+++ Text block +++

Converting a string to an array of tokens

J

John W. Long

Is there a fast way to convert a string into a list of tokens?

Something like:

"a= c+ a".tokenize(' ', '=', '+') #=> ['a', '=', ' ', 'c', '+', 'a']

___________________
John Long
www.wiseheartdesign.com
 
H

Hal Fulton

John said:
Is there a fast way to convert a string into a list of tokens?

Something like:

"a= c+ a".tokenize(' ', '=', '+') #=> ['a', '=', ' ', 'c', '+', 'a']

irb comes with its own lexer. I've used that before.
(If it's Ruby you're tokenizing.)


Hal
 
J

John W. Long

Hal said:
irb comes with its own lexer. I've used that before.
(If it's Ruby you're tokenizing.)

Actually no, I'm not using it to parse Ruby. I'm just looking for something
general that works like String#scan, but leaves the tokens in place in the
array. This would be useful for parsing almost any language.
___________________
John Long
www.wiseheartdesign.com
 
J

John W. Long

This is quick and dirty, but it demonstrates what I am looking for:

<code>
tokens = %w{ <html> <head> <title> <body> <p> </title> </head> </p> </body>
</html> }

string = <<-HERE
<html>
<head>
<title>test</title>
</head>
<body>
<p>wow it worked</p>
</body>
</html>
HERE

class String
def tokenize(tokens)
tokens.each { |t| self.gsub!(/#{t}/, "<<token>>#{t}<<token>>") }
self.gsub!(/\A<<token>>/, '')
split('<<token>>')
end
end

p string.tokenize(tokens)
</code>

this should output:

["<html>", "\n ", "<head>", "\n ", "<title>", "test", "</title>", "\n ",
"</head>", "\n ", "<body>", "\n ", "<p>", "wow it worked", "</p>", "\n ",
"</body>", "\n", "</html>", "\n"]

Is there a better way?

___________________
John Long
www.wiseheartdesign.com
 
D

Dan Doel

I believe this also works:

class String
def tokenize(*tokens)
regstr = ""

regex = Regexp.new(tokens.map do |t|
Regexp.escape(t)
end.join("|"))

do_tokenize(regex).delete_if { |str| str == "" }
end

def do_tokenize(regex)
match = regex.match self

if match
[match.pre_match, match[0]] +
match.post_match.do_tokenize(regex)

+++ Data entries +++

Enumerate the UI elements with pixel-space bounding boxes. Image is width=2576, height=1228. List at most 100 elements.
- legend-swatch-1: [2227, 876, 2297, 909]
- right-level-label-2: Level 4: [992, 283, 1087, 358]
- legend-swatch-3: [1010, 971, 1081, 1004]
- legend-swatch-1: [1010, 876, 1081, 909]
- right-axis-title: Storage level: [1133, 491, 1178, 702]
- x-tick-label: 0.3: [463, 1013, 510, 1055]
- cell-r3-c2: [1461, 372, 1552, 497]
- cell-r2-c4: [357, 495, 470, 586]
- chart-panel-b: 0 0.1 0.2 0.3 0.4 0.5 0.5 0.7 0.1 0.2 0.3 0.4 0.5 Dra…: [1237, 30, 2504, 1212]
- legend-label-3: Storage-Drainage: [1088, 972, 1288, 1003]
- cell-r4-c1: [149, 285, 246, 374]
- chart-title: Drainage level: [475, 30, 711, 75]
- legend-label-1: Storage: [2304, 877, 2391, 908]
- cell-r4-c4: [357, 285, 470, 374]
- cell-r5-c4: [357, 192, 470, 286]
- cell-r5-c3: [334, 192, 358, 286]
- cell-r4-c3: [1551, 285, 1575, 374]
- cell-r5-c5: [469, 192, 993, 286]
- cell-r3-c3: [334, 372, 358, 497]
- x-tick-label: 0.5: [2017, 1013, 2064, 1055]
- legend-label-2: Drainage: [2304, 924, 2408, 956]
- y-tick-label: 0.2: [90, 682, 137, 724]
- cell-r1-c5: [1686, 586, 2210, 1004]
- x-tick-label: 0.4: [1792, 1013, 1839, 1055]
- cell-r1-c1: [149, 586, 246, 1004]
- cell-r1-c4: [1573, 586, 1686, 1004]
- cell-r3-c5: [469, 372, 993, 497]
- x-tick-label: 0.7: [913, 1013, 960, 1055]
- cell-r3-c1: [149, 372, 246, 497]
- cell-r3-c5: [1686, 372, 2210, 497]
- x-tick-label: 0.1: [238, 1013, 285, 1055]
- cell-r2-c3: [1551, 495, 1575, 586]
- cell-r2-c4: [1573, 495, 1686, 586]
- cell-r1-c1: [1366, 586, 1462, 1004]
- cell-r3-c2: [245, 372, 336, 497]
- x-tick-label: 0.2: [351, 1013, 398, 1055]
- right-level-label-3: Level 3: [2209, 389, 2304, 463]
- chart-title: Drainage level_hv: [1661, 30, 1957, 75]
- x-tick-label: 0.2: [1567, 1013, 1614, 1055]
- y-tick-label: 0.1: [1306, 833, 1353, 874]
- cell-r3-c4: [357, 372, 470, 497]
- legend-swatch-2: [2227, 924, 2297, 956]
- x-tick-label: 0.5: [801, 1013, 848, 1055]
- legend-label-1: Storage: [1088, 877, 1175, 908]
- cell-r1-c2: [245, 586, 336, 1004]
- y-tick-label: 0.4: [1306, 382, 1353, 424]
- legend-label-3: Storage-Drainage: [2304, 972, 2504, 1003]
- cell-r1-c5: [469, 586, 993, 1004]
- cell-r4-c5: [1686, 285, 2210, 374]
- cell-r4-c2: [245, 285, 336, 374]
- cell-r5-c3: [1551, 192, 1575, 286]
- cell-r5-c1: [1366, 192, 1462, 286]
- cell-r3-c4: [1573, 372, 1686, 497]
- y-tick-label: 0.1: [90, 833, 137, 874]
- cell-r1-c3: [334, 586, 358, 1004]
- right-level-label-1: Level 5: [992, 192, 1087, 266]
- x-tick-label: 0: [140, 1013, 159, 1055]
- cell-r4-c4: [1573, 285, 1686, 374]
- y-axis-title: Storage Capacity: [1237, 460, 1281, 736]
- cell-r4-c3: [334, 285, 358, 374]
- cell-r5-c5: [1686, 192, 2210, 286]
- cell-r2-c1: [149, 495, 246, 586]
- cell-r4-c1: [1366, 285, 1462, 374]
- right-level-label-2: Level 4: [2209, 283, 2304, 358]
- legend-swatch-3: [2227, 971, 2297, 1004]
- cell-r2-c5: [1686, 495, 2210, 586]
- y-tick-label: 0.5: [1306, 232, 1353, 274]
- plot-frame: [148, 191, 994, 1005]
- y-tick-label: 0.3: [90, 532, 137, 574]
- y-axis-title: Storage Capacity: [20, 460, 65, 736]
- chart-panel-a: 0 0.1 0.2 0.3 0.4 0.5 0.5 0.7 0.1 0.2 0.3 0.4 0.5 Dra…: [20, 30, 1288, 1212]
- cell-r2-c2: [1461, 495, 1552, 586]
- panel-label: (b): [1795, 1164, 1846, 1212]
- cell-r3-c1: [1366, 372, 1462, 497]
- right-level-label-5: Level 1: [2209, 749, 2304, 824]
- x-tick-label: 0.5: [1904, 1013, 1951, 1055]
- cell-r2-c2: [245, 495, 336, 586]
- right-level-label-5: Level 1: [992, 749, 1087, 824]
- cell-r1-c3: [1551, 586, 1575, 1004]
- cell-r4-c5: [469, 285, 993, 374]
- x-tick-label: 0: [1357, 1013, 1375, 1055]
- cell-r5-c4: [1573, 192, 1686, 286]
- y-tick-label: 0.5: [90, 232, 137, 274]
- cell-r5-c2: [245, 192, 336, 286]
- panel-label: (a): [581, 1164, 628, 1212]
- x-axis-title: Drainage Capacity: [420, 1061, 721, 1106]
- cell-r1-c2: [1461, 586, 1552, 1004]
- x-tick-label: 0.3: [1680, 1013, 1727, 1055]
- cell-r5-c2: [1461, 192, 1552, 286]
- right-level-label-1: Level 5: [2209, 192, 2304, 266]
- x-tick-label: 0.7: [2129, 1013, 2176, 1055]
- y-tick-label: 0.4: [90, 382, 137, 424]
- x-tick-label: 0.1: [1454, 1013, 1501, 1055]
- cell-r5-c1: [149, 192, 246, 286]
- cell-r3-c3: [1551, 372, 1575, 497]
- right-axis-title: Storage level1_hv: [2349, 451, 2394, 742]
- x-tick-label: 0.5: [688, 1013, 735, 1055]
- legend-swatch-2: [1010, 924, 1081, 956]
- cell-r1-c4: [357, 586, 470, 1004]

+++
+++ Data entries +++

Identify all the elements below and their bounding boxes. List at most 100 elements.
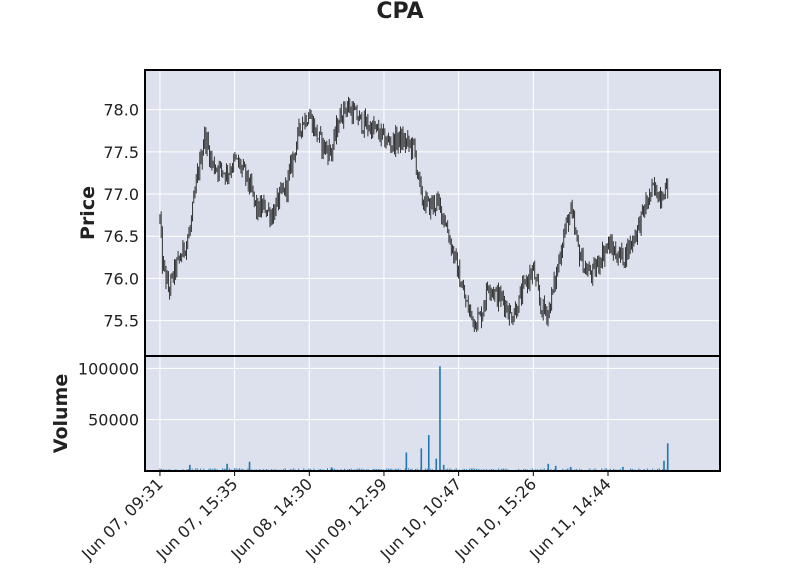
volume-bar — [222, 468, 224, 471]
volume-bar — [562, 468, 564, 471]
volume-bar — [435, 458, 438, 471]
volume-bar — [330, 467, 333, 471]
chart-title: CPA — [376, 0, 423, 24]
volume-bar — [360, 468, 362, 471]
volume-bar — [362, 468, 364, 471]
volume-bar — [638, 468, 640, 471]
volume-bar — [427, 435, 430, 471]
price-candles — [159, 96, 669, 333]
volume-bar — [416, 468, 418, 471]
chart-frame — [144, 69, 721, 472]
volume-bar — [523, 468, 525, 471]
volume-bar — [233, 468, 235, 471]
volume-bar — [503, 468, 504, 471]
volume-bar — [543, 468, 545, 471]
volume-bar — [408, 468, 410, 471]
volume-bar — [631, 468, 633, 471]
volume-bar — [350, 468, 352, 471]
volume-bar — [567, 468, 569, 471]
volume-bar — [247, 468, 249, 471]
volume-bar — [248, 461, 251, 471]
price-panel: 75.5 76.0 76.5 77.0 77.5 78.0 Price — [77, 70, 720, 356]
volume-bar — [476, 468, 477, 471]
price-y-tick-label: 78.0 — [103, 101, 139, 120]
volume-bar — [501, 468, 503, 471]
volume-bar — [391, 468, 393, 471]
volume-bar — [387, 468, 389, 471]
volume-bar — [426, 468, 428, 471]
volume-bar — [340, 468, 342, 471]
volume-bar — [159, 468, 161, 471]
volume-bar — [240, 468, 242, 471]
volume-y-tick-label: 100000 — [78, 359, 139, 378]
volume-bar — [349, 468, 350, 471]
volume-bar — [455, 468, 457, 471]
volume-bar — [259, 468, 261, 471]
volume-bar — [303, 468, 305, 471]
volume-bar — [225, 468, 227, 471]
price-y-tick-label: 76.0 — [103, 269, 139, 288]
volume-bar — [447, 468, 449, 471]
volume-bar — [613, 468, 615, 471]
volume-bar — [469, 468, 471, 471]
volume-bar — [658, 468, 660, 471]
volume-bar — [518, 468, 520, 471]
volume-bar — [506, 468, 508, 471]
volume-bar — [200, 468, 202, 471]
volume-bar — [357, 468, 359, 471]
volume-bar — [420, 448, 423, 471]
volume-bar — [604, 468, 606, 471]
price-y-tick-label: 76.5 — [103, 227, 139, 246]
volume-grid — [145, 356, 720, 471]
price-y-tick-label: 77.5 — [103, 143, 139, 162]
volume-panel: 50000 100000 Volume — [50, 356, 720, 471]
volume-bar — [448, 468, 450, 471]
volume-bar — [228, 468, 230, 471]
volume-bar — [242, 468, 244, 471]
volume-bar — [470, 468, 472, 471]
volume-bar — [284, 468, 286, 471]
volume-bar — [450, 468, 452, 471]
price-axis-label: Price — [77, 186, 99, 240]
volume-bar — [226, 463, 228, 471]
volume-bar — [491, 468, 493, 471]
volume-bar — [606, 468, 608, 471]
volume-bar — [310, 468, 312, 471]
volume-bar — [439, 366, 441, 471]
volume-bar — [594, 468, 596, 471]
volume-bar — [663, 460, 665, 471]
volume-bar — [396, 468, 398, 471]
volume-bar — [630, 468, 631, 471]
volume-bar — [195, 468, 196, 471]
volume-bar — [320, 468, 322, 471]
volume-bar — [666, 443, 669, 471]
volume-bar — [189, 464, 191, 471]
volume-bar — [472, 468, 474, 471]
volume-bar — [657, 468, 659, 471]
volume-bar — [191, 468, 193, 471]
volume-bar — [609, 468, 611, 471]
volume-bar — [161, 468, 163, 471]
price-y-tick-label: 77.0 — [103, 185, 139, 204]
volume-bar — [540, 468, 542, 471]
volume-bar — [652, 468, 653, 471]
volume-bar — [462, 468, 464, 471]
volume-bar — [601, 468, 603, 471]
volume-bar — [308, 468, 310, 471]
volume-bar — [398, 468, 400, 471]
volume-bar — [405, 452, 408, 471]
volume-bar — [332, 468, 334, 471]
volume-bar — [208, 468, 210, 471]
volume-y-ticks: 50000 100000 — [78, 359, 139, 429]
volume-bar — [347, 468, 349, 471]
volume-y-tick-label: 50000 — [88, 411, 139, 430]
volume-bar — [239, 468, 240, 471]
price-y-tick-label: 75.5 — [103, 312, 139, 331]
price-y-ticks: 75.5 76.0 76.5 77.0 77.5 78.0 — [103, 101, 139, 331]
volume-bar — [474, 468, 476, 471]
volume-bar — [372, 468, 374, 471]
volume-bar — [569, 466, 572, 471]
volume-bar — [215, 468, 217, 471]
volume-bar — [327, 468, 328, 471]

+++
+++ Data entries +++

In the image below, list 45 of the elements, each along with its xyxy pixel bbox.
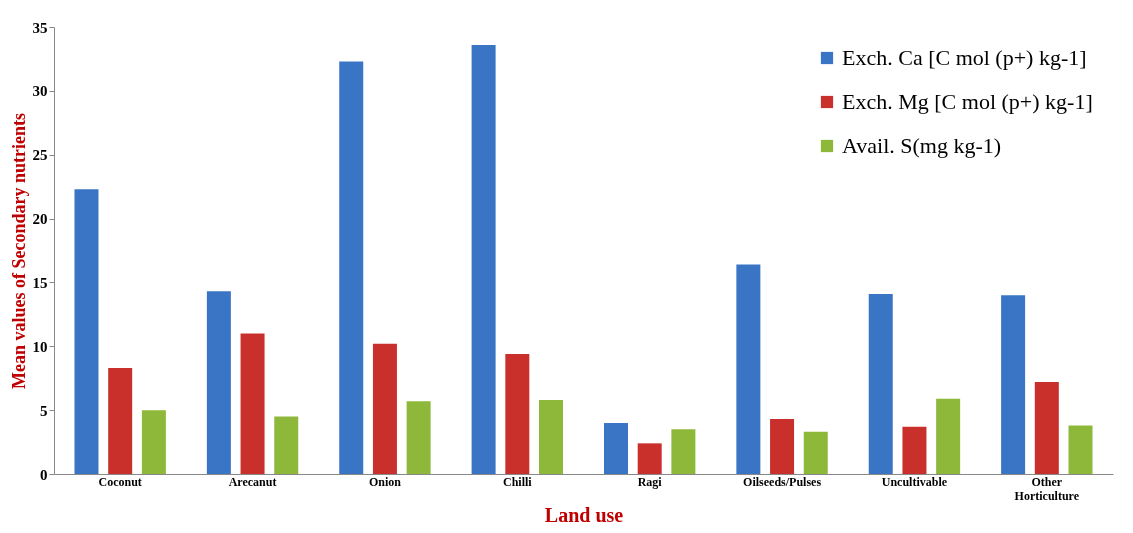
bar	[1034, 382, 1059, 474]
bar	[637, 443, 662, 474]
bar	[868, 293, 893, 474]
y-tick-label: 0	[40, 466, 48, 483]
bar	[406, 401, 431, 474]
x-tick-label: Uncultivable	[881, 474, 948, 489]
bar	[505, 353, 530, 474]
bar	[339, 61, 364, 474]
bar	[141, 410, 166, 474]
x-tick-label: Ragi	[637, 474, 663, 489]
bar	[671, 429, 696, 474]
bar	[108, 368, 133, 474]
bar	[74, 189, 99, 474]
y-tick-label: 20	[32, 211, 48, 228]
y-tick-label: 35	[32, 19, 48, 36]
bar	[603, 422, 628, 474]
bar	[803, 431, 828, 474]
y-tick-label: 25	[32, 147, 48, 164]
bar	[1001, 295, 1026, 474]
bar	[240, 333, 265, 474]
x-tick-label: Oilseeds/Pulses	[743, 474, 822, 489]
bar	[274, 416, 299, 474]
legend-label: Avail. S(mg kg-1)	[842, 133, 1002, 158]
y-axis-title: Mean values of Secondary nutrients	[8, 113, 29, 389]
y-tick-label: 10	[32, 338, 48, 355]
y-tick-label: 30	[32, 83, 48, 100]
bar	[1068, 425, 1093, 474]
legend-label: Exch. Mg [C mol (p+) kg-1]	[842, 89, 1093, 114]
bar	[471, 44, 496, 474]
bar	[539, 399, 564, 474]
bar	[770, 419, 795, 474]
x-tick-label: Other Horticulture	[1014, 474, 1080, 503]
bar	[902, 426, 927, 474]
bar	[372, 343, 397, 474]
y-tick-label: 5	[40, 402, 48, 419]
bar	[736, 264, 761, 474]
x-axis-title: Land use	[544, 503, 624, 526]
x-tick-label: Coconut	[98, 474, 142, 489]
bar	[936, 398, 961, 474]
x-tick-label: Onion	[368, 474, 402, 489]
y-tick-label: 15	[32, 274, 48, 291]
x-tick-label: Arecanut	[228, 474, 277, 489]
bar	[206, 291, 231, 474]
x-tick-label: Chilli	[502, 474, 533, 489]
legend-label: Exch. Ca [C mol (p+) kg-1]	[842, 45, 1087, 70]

+++

Set of tasks >>
**1.** In the thread on tokenizing a string, what does Hal Fulton say comes with its own lexer?
**2.** In the records, rewrite the stretch from the line containing "382, 1059, 474]" through the line containing "416, 299, 474]", replacing "x-tick-label" with "x-axis-label" throughout and keeping everything else unchanged. Give only those lines.
The records have nothing to do with the text.

Complete answers >>
**1.** irb

**2.**
bar	[1034, 382, 1059, 474]
bar	[637, 443, 662, 474]
bar	[868, 293, 893, 474]
y-tick-label: 0	[40, 466, 48, 483]
bar	[406, 401, 431, 474]
x-axis-label: Uncultivable	[881, 474, 948, 489]
bar	[505, 353, 530, 474]
bar	[339, 61, 364, 474]
bar	[141, 410, 166, 474]
x-axis-label: Ragi	[637, 474, 663, 489]
bar	[671, 429, 696, 474]
bar	[108, 368, 133, 474]
bar	[74, 189, 99, 474]
y-tick-label: 20	[32, 211, 48, 228]
y-tick-label: 35	[32, 19, 48, 36]
bar	[603, 422, 628, 474]
bar	[803, 431, 828, 474]
y-tick-label: 25	[32, 147, 48, 164]
bar	[1001, 295, 1026, 474]
bar	[240, 333, 265, 474]
x-axis-label: Oilseeds/Pulses	[743, 474, 822, 489]
bar	[274, 416, 299, 474]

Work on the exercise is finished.